▶ **SUPPLIED DATA**:
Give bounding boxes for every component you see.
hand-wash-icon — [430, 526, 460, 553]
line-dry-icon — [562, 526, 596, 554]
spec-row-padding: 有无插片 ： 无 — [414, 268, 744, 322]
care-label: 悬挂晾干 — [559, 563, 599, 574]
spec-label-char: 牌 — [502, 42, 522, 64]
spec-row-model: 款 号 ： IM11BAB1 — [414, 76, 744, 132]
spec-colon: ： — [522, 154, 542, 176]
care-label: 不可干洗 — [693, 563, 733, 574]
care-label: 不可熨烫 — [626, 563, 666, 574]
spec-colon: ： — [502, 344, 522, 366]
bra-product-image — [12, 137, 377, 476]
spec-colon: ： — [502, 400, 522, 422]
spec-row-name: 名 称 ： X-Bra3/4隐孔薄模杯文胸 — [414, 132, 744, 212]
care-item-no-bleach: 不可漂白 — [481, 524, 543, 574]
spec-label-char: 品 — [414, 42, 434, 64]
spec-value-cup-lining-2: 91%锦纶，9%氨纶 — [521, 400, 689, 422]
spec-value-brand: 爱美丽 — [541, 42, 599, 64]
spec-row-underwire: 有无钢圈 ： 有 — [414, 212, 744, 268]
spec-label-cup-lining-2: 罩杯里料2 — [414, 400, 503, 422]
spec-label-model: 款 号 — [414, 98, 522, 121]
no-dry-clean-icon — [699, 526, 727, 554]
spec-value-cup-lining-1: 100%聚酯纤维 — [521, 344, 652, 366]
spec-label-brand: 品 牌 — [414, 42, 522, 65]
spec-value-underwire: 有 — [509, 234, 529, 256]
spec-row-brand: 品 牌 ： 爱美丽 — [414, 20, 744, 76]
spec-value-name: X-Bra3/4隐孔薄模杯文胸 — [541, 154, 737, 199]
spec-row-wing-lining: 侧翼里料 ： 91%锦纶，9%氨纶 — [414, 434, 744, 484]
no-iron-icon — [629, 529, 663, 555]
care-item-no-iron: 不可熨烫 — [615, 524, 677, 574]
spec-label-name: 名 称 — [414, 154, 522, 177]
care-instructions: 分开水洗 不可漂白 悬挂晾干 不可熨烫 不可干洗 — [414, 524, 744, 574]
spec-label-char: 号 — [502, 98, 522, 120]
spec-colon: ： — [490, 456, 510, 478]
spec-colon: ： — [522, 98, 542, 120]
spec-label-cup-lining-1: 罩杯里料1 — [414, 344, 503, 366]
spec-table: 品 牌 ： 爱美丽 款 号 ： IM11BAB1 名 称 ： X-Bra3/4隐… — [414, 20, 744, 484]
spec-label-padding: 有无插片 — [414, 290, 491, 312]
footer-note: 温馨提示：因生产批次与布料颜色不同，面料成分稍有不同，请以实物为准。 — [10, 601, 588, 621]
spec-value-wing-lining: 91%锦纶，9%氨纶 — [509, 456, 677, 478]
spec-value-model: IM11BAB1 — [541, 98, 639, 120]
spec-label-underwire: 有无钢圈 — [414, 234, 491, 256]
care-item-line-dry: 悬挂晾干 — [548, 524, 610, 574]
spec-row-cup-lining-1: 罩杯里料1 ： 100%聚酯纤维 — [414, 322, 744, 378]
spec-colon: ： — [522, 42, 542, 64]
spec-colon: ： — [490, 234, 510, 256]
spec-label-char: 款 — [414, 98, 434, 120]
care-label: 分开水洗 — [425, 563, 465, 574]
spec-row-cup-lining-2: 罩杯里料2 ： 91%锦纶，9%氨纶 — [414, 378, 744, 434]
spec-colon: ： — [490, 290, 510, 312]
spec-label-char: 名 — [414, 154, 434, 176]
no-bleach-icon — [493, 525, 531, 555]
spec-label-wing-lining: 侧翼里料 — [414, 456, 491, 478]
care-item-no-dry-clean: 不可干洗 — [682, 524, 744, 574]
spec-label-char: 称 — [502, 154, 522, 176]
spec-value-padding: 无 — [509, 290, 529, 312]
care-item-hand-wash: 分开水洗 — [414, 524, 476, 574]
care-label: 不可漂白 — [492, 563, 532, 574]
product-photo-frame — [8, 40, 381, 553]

▶ **TASK REQUIREMENTS**: Reproduce every line of the material above word for word, changing nothing.

▶ **EXERCISE SOLUTION**:
Give bounding boxes for every component you see.
hand-wash-icon — [430, 526, 460, 553]
line-dry-icon — [562, 526, 596, 554]
spec-row-padding: 有无插片 ： 无 — [414, 268, 744, 322]
care-label: 悬挂晾干 — [559, 563, 599, 574]
spec-label-char: 牌 — [502, 42, 522, 64]
spec-row-model: 款 号 ： IM11BAB1 — [414, 76, 744, 132]
spec-colon: ： — [522, 154, 542, 176]
care-label: 不可干洗 — [693, 563, 733, 574]
care-label: 不可熨烫 — [626, 563, 666, 574]
spec-colon: ： — [502, 344, 522, 366]
bra-product-image — [12, 137, 377, 476]
spec-colon: ： — [502, 400, 522, 422]
spec-row-name: 名 称 ： X-Bra3/4隐孔薄模杯文胸 — [414, 132, 744, 212]
care-item-no-bleach: 不可漂白 — [481, 524, 543, 574]
spec-label-char: 品 — [414, 42, 434, 64]
spec-value-cup-lining-2: 91%锦纶，9%氨纶 — [521, 400, 689, 422]
spec-value-brand: 爱美丽 — [541, 42, 599, 64]
spec-row-underwire: 有无钢圈 ： 有 — [414, 212, 744, 268]
spec-label-cup-lining-2: 罩杯里料2 — [414, 400, 503, 422]
spec-label-model: 款 号 — [414, 98, 522, 121]
no-dry-clean-icon — [699, 526, 727, 554]
spec-value-cup-lining-1: 100%聚酯纤维 — [521, 344, 652, 366]
spec-label-brand: 品 牌 — [414, 42, 522, 65]
spec-value-underwire: 有 — [509, 234, 529, 256]
spec-row-brand: 品 牌 ： 爱美丽 — [414, 20, 744, 76]
spec-value-name: X-Bra3/4隐孔薄模杯文胸 — [541, 154, 737, 199]
spec-row-wing-lining: 侧翼里料 ： 91%锦纶，9%氨纶 — [414, 434, 744, 484]
no-iron-icon — [629, 529, 663, 555]
care-item-no-iron: 不可熨烫 — [615, 524, 677, 574]
spec-label-name: 名 称 — [414, 154, 522, 177]
care-instructions: 分开水洗 不可漂白 悬挂晾干 不可熨烫 不可干洗 — [414, 524, 744, 574]
spec-label-char: 号 — [502, 98, 522, 120]
spec-colon: ： — [490, 456, 510, 478]
spec-colon: ： — [522, 98, 542, 120]
spec-label-cup-lining-1: 罩杯里料1 — [414, 344, 503, 366]
spec-table: 品 牌 ： 爱美丽 款 号 ： IM11BAB1 名 称 ： X-Bra3/4隐… — [414, 20, 744, 484]
spec-label-padding: 有无插片 — [414, 290, 491, 312]
footer-note: 温馨提示：因生产批次与布料颜色不同，面料成分稍有不同，请以实物为准。 — [10, 601, 588, 621]
spec-value-wing-lining: 91%锦纶，9%氨纶 — [509, 456, 677, 478]
spec-value-model: IM11BAB1 — [541, 98, 639, 120]
spec-label-underwire: 有无钢圈 — [414, 234, 491, 256]
care-item-line-dry: 悬挂晾干 — [548, 524, 610, 574]
spec-row-cup-lining-1: 罩杯里料1 ： 100%聚酯纤维 — [414, 322, 744, 378]
spec-colon: ： — [522, 42, 542, 64]
spec-colon: ： — [490, 234, 510, 256]
spec-label-char: 款 — [414, 98, 434, 120]
care-label: 分开水洗 — [425, 563, 465, 574]
spec-row-cup-lining-2: 罩杯里料2 ： 91%锦纶，9%氨纶 — [414, 378, 744, 434]
spec-colon: ： — [490, 290, 510, 312]
spec-label-char: 名 — [414, 154, 434, 176]
no-bleach-icon — [493, 525, 531, 555]
spec-label-wing-lining: 侧翼里料 — [414, 456, 491, 478]
care-item-no-dry-clean: 不可干洗 — [682, 524, 744, 574]
spec-label-char: 称 — [502, 154, 522, 176]
spec-value-padding: 无 — [509, 290, 529, 312]
care-item-hand-wash: 分开水洗 — [414, 524, 476, 574]
care-label: 不可漂白 — [492, 563, 532, 574]
product-photo-frame — [8, 40, 381, 553]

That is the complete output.